### WRITTEN REQUEST:
Work out the number of lines with the word "Software" in the material below, then reply with that number only.

Data tied to figure images:
- - - - -

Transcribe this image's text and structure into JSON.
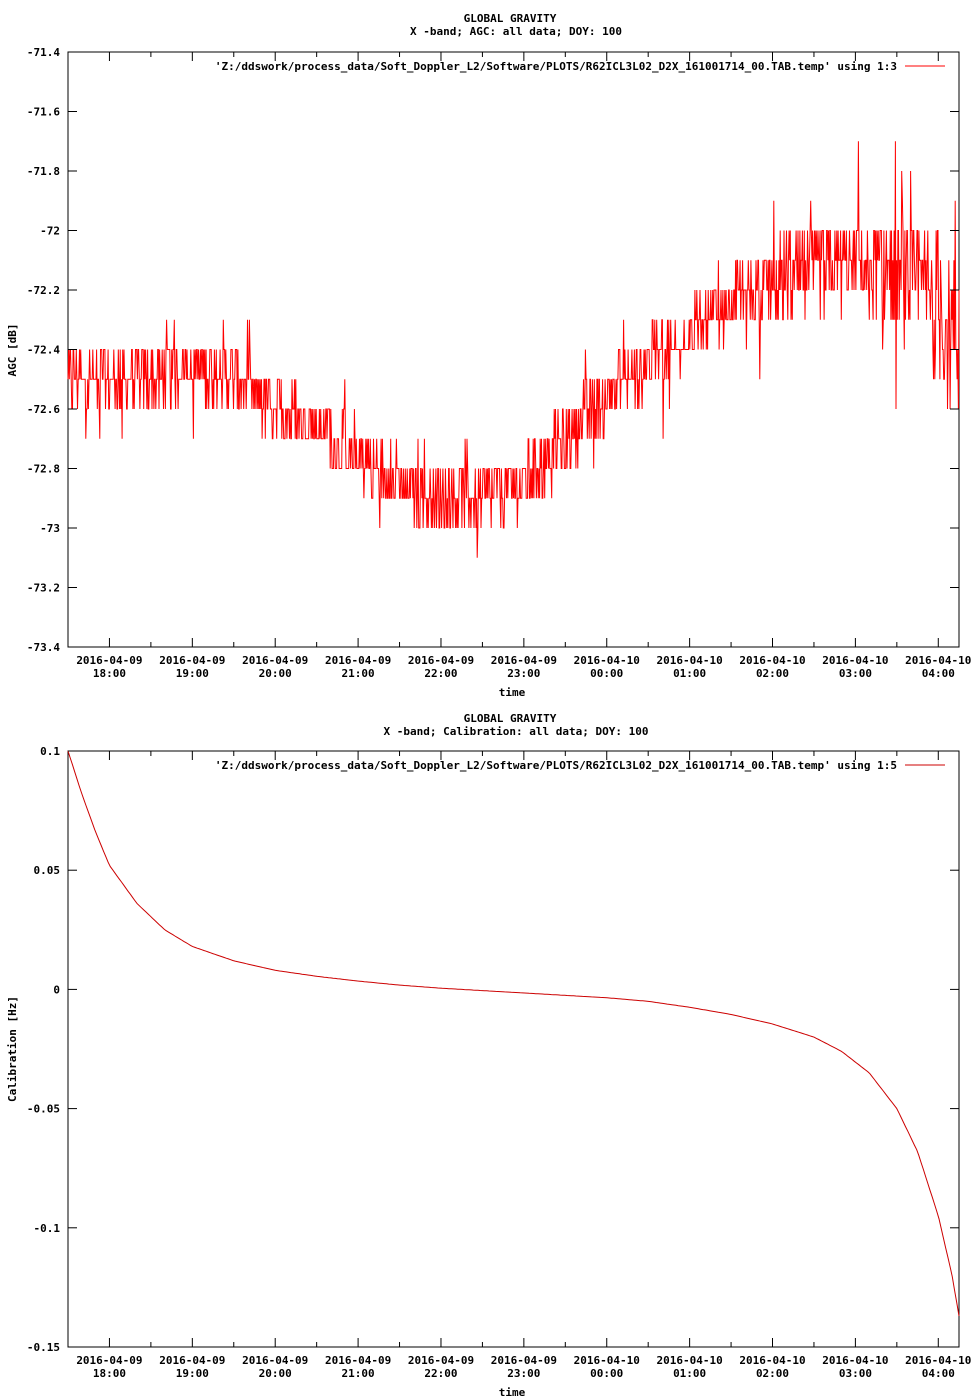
{
  "chart_data": [
    {
      "type": "line",
      "title": "GLOBAL GRAVITY",
      "subtitle": "X -band; AGC: all data; DOY: 100",
      "xlabel": "time",
      "ylabel": "AGC [dB]",
      "ylim": [
        -73.4,
        -71.4
      ],
      "xlim": [
        "2016-04-09 17:30",
        "2016-04-10 04:15"
      ],
      "grid": false,
      "legend_position": "top-right",
      "y_ticks": [
        {
          "value": -71.4,
          "label": "-71.4"
        },
        {
          "value": -71.6,
          "label": "-71.6"
        },
        {
          "value": -71.8,
          "label": "-71.8"
        },
        {
          "value": -72.0,
          "label": "-72"
        },
        {
          "value": -72.2,
          "label": "-72.2"
        },
        {
          "value": -72.4,
          "label": "-72.4"
        },
        {
          "value": -72.6,
          "label": "-72.6"
        },
        {
          "value": -72.8,
          "label": "-72.8"
        },
        {
          "value": -73.0,
          "label": "-73"
        },
        {
          "value": -73.2,
          "label": "-73.2"
        },
        {
          "value": -73.4,
          "label": "-73.4"
        }
      ],
      "x_ticks": [
        {
          "value": "2016-04-09 18:00",
          "date": "2016-04-09",
          "time": "18:00"
        },
        {
          "value": "2016-04-09 19:00",
          "date": "2016-04-09",
          "time": "19:00"
        },
        {
          "value": "2016-04-09 20:00",
          "date": "2016-04-09",
          "time": "20:00"
        },
        {
          "value": "2016-04-09 21:00",
          "date": "2016-04-09",
          "time": "21:00"
        },
        {
          "value": "2016-04-09 22:00",
          "date": "2016-04-09",
          "time": "22:00"
        },
        {
          "value": "2016-04-09 23:00",
          "date": "2016-04-09",
          "time": "23:00"
        },
        {
          "value": "2016-04-10 00:00",
          "date": "2016-04-10",
          "time": "00:00"
        },
        {
          "value": "2016-04-10 01:00",
          "date": "2016-04-10",
          "time": "01:00"
        },
        {
          "value": "2016-04-10 02:00",
          "date": "2016-04-10",
          "time": "02:00"
        },
        {
          "value": "2016-04-10 03:00",
          "date": "2016-04-10",
          "time": "03:00"
        },
        {
          "value": "2016-04-10 04:00",
          "date": "2016-04-10",
          "time": "04:00"
        }
      ],
      "series": [
        {
          "name": "'Z:/ddswork/process_data/Soft_Doppler_L2/Software/PLOTS/R62ICL3L02_D2X_161001714_00.TAB.temp' using 1:3",
          "color": "#ff0000",
          "style": "noisy-quantized",
          "quantization_step": 0.1,
          "x": [
            "2016-04-09 17:30",
            "2016-04-09 18:00",
            "2016-04-09 18:30",
            "2016-04-09 19:00",
            "2016-04-09 19:30",
            "2016-04-09 20:00",
            "2016-04-09 20:30",
            "2016-04-09 21:00",
            "2016-04-09 21:30",
            "2016-04-09 22:00",
            "2016-04-09 22:30",
            "2016-04-09 23:00",
            "2016-04-09 23:30",
            "2016-04-10 00:00",
            "2016-04-10 00:30",
            "2016-04-10 01:00",
            "2016-04-10 01:30",
            "2016-04-10 02:00",
            "2016-04-10 02:30",
            "2016-04-10 03:00",
            "2016-04-10 03:30",
            "2016-04-10 04:00",
            "2016-04-10 04:15"
          ],
          "values": [
            -72.5,
            -72.5,
            -72.5,
            -72.45,
            -72.5,
            -72.6,
            -72.65,
            -72.75,
            -72.85,
            -72.9,
            -72.9,
            -72.85,
            -72.7,
            -72.55,
            -72.45,
            -72.35,
            -72.25,
            -72.2,
            -72.15,
            -72.1,
            -72.15,
            -72.25,
            -72.4
          ],
          "noise_band": [
            0.1,
            0.1,
            0.1,
            0.1,
            0.1,
            0.1,
            0.1,
            0.1,
            0.1,
            0.1,
            0.1,
            0.1,
            0.1,
            0.1,
            0.1,
            0.1,
            0.1,
            0.15,
            0.15,
            0.15,
            0.2,
            0.25,
            0.25
          ]
        }
      ]
    },
    {
      "type": "line",
      "title": "GLOBAL GRAVITY",
      "subtitle": "X -band; Calibration: all data; DOY: 100",
      "xlabel": "time",
      "ylabel": "Calibration [Hz]",
      "ylim": [
        -0.15,
        0.1
      ],
      "xlim": [
        "2016-04-09 17:30",
        "2016-04-10 04:15"
      ],
      "grid": false,
      "legend_position": "top-right",
      "y_ticks": [
        {
          "value": 0.1,
          "label": "0.1"
        },
        {
          "value": 0.05,
          "label": "0.05"
        },
        {
          "value": 0.0,
          "label": "0"
        },
        {
          "value": -0.05,
          "label": "-0.05"
        },
        {
          "value": -0.1,
          "label": "-0.1"
        },
        {
          "value": -0.15,
          "label": "-0.15"
        }
      ],
      "x_ticks": [
        {
          "value": "2016-04-09 18:00",
          "date": "2016-04-09",
          "time": "18:00"
        },
        {
          "value": "2016-04-09 19:00",
          "date": "2016-04-09",
          "time": "19:00"
        },
        {
          "value": "2016-04-09 20:00",
          "date": "2016-04-09",
          "time": "20:00"
        },
        {
          "value": "2016-04-09 21:00",
          "date": "2016-04-09",
          "time": "21:00"
        },
        {
          "value": "2016-04-09 22:00",
          "date": "2016-04-09",
          "time": "22:00"
        },
        {
          "value": "2016-04-09 23:00",
          "date": "2016-04-09",
          "time": "23:00"
        },
        {
          "value": "2016-04-10 00:00",
          "date": "2016-04-10",
          "time": "00:00"
        },
        {
          "value": "2016-04-10 01:00",
          "date": "2016-04-10",
          "time": "01:00"
        },
        {
          "value": "2016-04-10 02:00",
          "date": "2016-04-10",
          "time": "02:00"
        },
        {
          "value": "2016-04-10 03:00",
          "date": "2016-04-10",
          "time": "03:00"
        },
        {
          "value": "2016-04-10 04:00",
          "date": "2016-04-10",
          "time": "04:00"
        }
      ],
      "series": [
        {
          "name": "'Z:/ddswork/process_data/Soft_Doppler_L2/Software/PLOTS/R62ICL3L02_D2X_161001714_00.TAB.temp' using 1:5",
          "color": "#cc0000",
          "style": "smooth",
          "x": [
            "2016-04-09 17:30",
            "2016-04-09 17:40",
            "2016-04-09 17:50",
            "2016-04-09 18:00",
            "2016-04-09 18:20",
            "2016-04-09 18:40",
            "2016-04-09 19:00",
            "2016-04-09 19:30",
            "2016-04-09 20:00",
            "2016-04-09 20:30",
            "2016-04-09 21:00",
            "2016-04-09 21:30",
            "2016-04-09 22:00",
            "2016-04-09 22:30",
            "2016-04-09 23:00",
            "2016-04-09 23:30",
            "2016-04-10 00:00",
            "2016-04-10 00:30",
            "2016-04-10 01:00",
            "2016-04-10 01:30",
            "2016-04-10 02:00",
            "2016-04-10 02:30",
            "2016-04-10 02:50",
            "2016-04-10 03:10",
            "2016-04-10 03:30",
            "2016-04-10 03:45",
            "2016-04-10 04:00",
            "2016-04-10 04:10",
            "2016-04-10 04:15"
          ],
          "values": [
            0.1,
            0.082,
            0.066,
            0.052,
            0.036,
            0.025,
            0.018,
            0.012,
            0.008,
            0.0055,
            0.0035,
            0.0018,
            0.0005,
            -0.0005,
            -0.0015,
            -0.0025,
            -0.0035,
            -0.005,
            -0.0075,
            -0.0105,
            -0.0145,
            -0.02,
            -0.026,
            -0.035,
            -0.05,
            -0.068,
            -0.095,
            -0.12,
            -0.137
          ]
        }
      ]
    }
  ]
}
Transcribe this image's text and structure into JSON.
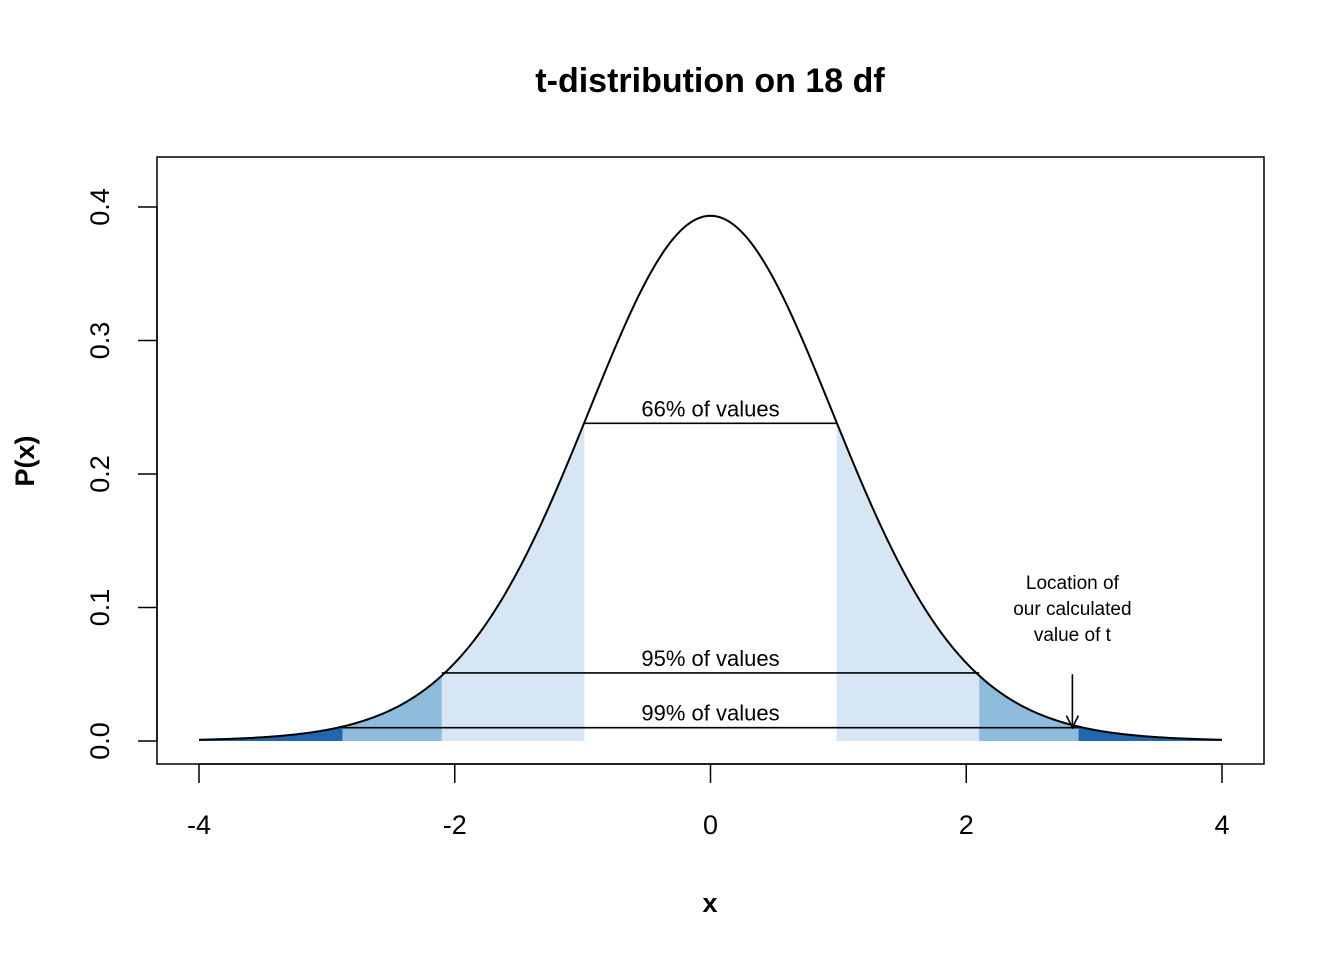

- - - - -

### WRITTEN SOLUTION:
2